Stored items
(begin)
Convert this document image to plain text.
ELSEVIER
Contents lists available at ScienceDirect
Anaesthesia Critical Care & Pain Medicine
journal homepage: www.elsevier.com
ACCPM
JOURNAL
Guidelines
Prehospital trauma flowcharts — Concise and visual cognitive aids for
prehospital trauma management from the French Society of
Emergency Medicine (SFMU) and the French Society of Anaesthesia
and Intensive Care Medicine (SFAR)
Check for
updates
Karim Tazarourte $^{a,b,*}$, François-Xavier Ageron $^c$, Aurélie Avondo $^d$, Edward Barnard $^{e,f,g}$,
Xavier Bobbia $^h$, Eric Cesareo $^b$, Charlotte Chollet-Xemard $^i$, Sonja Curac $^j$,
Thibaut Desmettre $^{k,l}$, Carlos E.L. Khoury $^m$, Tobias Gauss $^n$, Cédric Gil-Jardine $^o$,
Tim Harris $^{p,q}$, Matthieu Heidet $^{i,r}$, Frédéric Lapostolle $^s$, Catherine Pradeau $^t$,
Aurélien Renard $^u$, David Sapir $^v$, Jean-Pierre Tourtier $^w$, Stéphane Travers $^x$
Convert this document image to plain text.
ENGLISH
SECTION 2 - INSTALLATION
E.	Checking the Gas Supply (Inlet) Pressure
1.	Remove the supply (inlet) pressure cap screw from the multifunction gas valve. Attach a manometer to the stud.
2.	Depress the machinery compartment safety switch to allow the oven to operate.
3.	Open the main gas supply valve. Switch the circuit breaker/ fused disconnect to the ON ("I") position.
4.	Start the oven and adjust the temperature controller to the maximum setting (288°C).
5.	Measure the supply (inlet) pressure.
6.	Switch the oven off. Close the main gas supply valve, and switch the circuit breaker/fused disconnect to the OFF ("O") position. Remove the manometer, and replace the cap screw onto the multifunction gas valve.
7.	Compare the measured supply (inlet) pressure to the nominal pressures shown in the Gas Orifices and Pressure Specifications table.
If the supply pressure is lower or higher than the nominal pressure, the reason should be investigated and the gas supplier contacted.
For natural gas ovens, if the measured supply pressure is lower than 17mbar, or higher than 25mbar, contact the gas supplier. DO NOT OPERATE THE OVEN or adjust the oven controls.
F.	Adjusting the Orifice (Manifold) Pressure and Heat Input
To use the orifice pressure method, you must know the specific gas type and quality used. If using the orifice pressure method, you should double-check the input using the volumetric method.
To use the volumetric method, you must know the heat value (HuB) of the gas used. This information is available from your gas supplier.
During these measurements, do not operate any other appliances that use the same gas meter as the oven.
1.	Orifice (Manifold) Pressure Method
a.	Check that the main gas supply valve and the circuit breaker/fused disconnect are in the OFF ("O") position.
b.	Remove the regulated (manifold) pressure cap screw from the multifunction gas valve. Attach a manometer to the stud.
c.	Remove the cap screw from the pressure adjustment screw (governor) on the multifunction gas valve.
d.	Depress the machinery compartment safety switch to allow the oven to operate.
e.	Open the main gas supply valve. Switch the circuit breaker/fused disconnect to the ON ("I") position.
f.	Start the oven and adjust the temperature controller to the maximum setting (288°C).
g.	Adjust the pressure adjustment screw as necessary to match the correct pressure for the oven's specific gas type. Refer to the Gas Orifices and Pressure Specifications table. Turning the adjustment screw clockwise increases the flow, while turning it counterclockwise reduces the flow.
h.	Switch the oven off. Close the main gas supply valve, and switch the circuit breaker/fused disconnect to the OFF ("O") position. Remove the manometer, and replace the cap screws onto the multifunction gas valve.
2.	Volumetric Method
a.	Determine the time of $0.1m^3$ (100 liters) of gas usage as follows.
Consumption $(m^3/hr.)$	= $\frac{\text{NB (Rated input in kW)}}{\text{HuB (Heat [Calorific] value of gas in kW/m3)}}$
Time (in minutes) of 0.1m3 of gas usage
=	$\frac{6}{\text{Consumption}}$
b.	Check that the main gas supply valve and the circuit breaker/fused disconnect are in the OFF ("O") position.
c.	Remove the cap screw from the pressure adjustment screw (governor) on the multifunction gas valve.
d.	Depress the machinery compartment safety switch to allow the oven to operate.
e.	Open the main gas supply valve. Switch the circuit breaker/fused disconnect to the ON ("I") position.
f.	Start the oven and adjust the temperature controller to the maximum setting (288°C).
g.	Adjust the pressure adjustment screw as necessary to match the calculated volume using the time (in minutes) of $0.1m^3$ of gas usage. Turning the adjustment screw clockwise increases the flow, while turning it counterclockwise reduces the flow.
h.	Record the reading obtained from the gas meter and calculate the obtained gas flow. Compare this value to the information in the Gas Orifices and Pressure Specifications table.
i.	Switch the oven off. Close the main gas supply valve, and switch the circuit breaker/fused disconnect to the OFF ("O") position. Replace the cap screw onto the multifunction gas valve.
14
(end)
(begin)
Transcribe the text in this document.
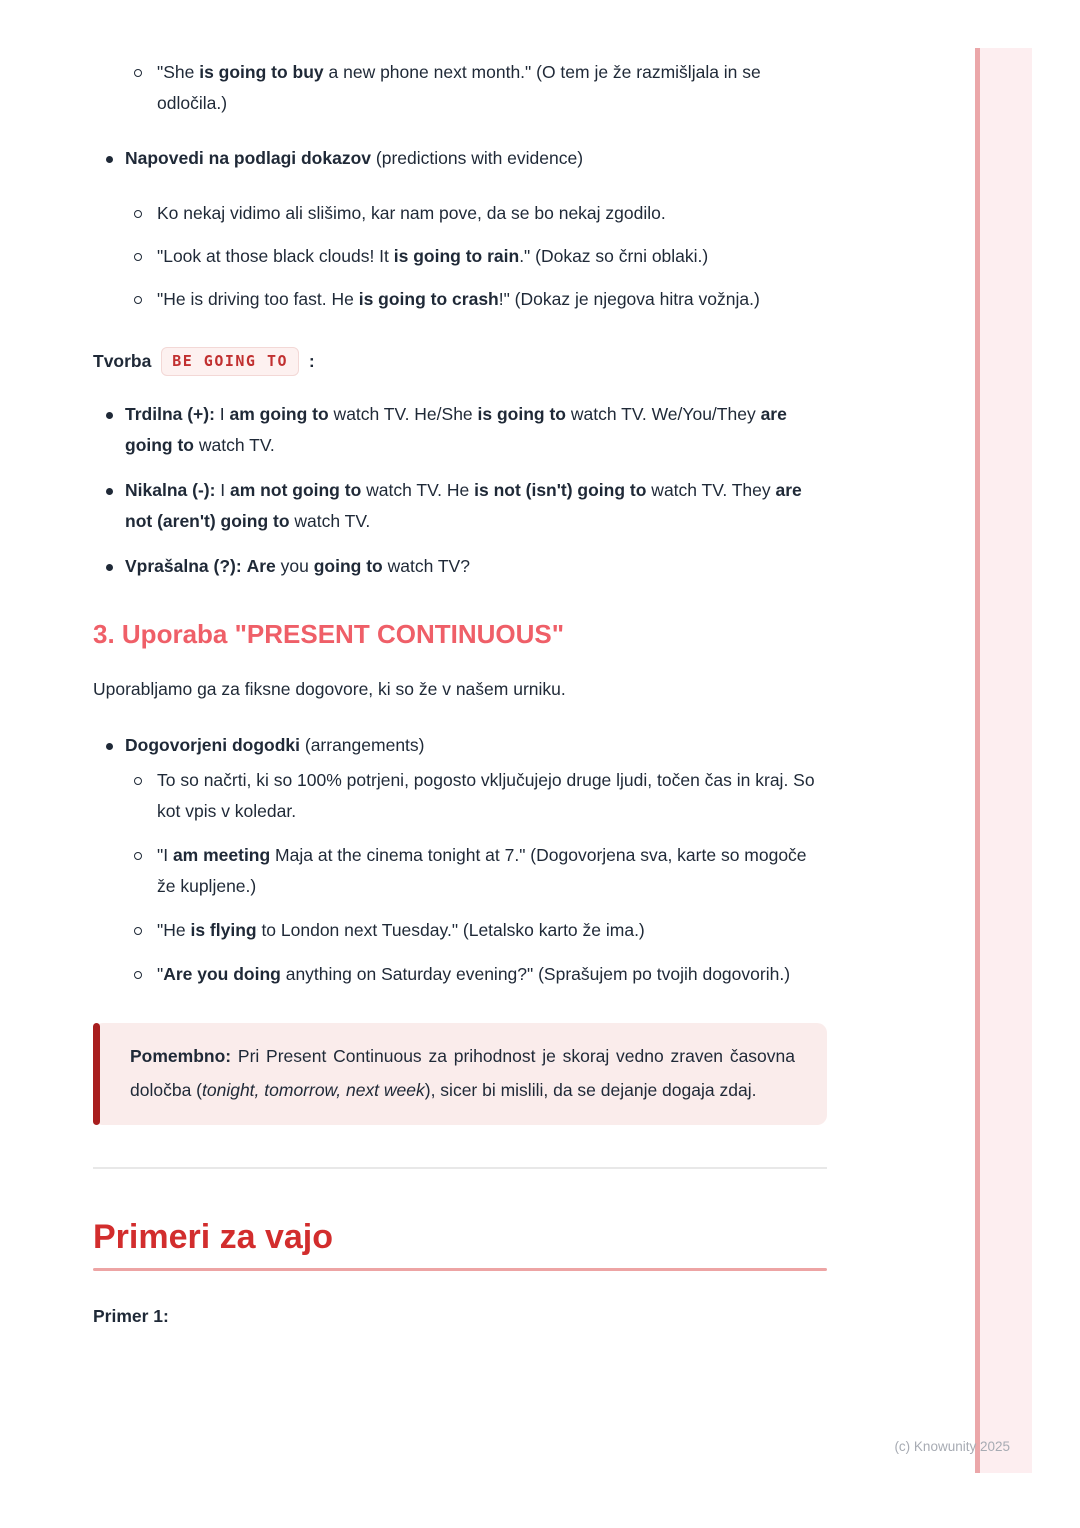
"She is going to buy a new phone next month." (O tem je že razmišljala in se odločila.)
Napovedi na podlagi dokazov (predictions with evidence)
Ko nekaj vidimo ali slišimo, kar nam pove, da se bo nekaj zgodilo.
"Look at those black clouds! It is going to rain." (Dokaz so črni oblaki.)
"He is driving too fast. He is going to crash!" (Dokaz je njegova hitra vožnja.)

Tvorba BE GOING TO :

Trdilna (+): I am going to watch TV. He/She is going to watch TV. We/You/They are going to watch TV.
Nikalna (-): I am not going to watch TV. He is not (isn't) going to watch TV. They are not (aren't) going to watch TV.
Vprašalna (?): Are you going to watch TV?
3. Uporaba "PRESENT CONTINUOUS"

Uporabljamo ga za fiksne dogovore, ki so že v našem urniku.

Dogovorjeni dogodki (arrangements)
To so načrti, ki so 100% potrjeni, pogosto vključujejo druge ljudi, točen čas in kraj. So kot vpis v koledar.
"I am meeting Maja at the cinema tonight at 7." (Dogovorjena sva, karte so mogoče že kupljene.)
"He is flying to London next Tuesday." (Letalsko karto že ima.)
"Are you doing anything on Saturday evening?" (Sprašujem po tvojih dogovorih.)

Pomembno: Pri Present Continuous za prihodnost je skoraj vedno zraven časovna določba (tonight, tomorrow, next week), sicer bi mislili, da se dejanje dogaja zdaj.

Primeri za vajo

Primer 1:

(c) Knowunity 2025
(end)
WHAT THE TASK REQUIRES
Pull out all lines containing the word "Consumption" from the entries above.

FULL ANSWER
Consumption $(m^3/hr.)$	= $\frac{\text{NB (Rated input in kW)}}{\text{HuB (Heat [Calorific] value of gas in kW/m3)}}$
=	$\frac{6}{\text{Consumption}}$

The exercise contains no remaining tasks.